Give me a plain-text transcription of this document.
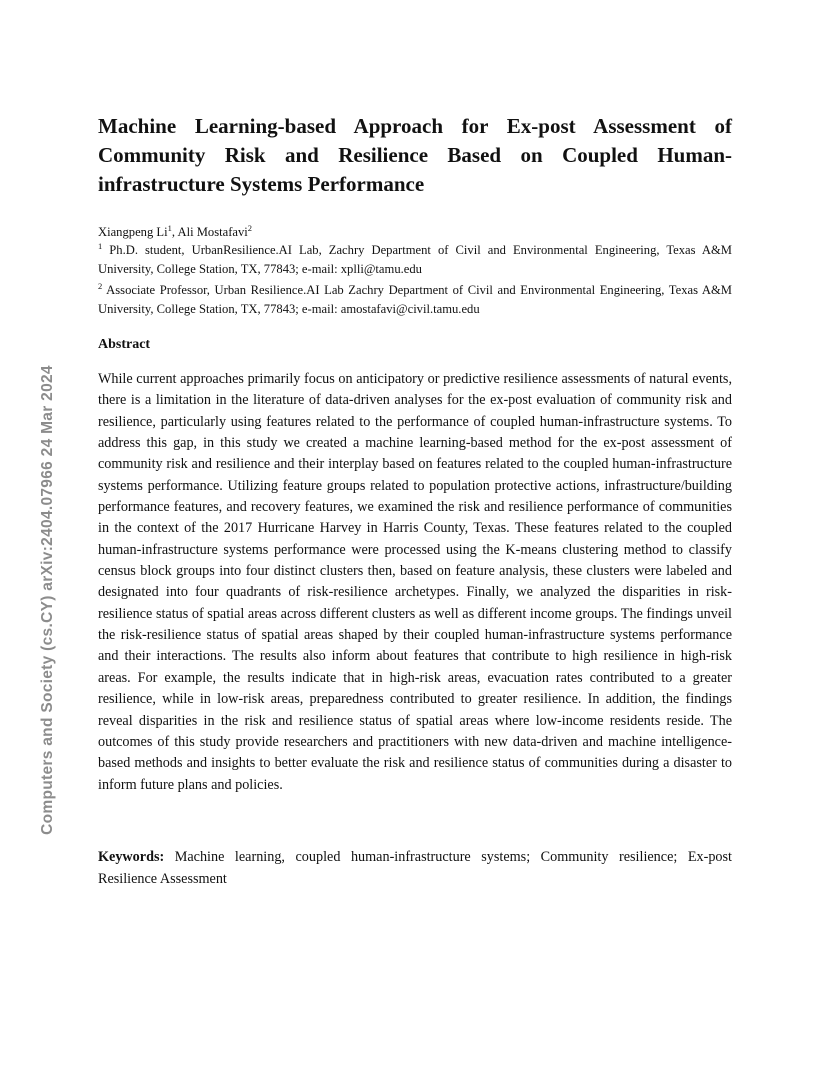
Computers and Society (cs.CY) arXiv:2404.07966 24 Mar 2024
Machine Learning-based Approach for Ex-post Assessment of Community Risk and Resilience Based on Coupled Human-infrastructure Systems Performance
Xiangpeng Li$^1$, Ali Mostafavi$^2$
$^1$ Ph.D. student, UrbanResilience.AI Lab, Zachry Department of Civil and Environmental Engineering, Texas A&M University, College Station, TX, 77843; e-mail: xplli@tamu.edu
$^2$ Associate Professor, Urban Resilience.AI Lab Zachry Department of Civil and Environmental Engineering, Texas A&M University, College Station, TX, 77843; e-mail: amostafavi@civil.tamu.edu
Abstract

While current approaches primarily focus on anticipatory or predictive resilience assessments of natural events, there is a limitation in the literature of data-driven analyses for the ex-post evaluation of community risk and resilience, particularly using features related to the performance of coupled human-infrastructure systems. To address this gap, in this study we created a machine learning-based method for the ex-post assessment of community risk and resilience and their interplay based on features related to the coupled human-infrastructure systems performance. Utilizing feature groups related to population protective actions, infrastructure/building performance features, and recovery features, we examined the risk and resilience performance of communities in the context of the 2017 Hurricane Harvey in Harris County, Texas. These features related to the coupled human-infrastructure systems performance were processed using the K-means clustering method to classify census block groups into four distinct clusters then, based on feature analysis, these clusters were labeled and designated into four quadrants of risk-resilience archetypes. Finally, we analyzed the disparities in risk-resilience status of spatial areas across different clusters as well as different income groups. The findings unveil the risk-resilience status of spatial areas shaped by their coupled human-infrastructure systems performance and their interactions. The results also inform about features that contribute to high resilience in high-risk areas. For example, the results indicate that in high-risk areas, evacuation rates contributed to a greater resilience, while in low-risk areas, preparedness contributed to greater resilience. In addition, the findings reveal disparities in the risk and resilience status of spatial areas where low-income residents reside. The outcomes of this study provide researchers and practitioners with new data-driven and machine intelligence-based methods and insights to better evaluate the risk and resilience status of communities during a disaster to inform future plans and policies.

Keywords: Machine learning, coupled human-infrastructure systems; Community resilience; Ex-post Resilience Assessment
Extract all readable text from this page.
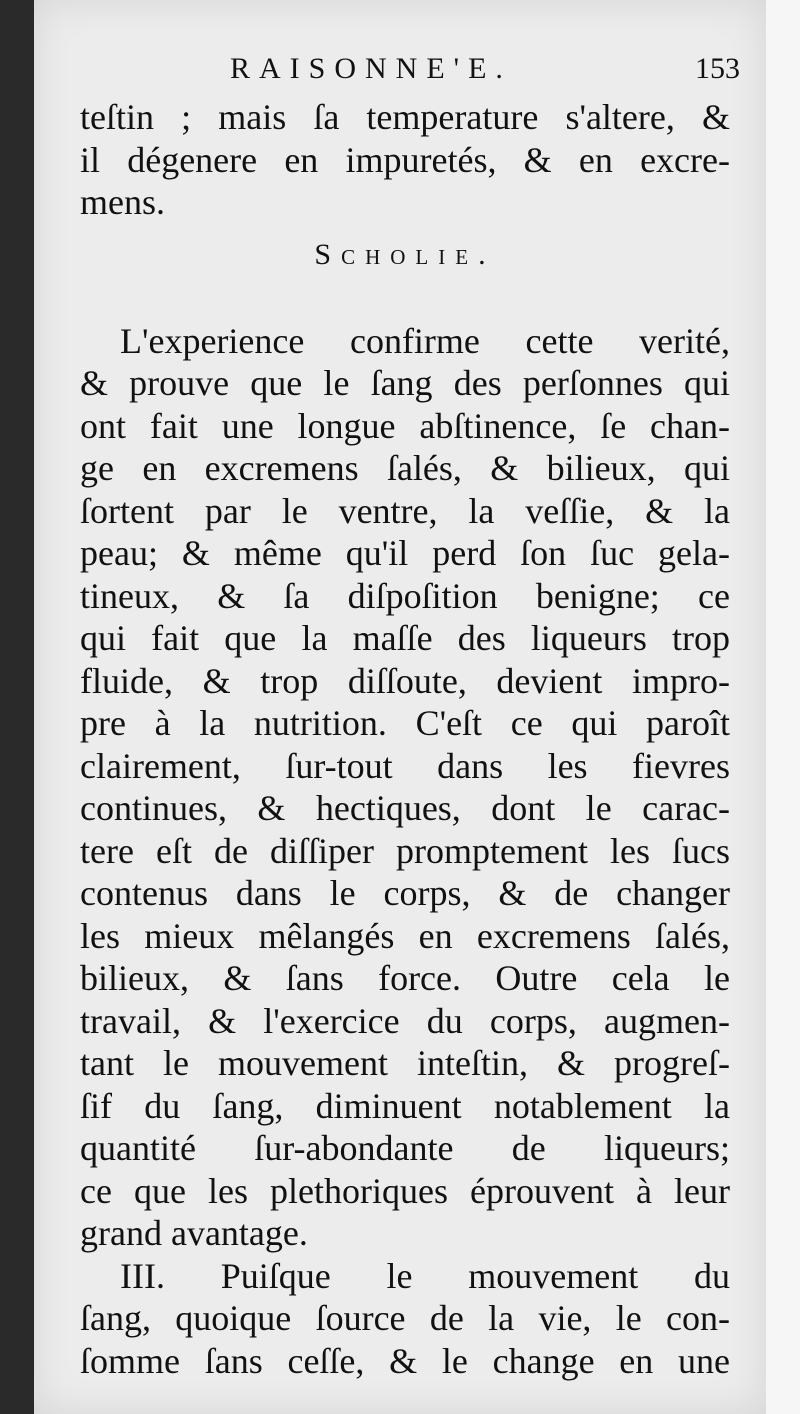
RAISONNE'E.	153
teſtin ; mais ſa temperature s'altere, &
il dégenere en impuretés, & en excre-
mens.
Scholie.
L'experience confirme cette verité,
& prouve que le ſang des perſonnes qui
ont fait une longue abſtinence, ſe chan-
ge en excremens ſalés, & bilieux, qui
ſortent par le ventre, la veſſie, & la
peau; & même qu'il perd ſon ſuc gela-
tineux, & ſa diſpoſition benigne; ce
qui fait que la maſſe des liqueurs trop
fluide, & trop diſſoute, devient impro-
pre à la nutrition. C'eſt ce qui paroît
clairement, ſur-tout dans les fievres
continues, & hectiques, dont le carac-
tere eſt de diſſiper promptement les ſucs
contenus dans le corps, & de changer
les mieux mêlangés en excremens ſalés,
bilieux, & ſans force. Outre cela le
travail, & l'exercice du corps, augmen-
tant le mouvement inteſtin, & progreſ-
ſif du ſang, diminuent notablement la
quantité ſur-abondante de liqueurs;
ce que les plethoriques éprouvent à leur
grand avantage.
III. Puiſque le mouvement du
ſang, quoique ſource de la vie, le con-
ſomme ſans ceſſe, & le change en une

================================

▸ The exercise
Pick out all the lines with the word "corps" in them and copy them.

▸ Output for this task
contenus dans le corps, & de changer
travail, & l'exercice du corps, augmen-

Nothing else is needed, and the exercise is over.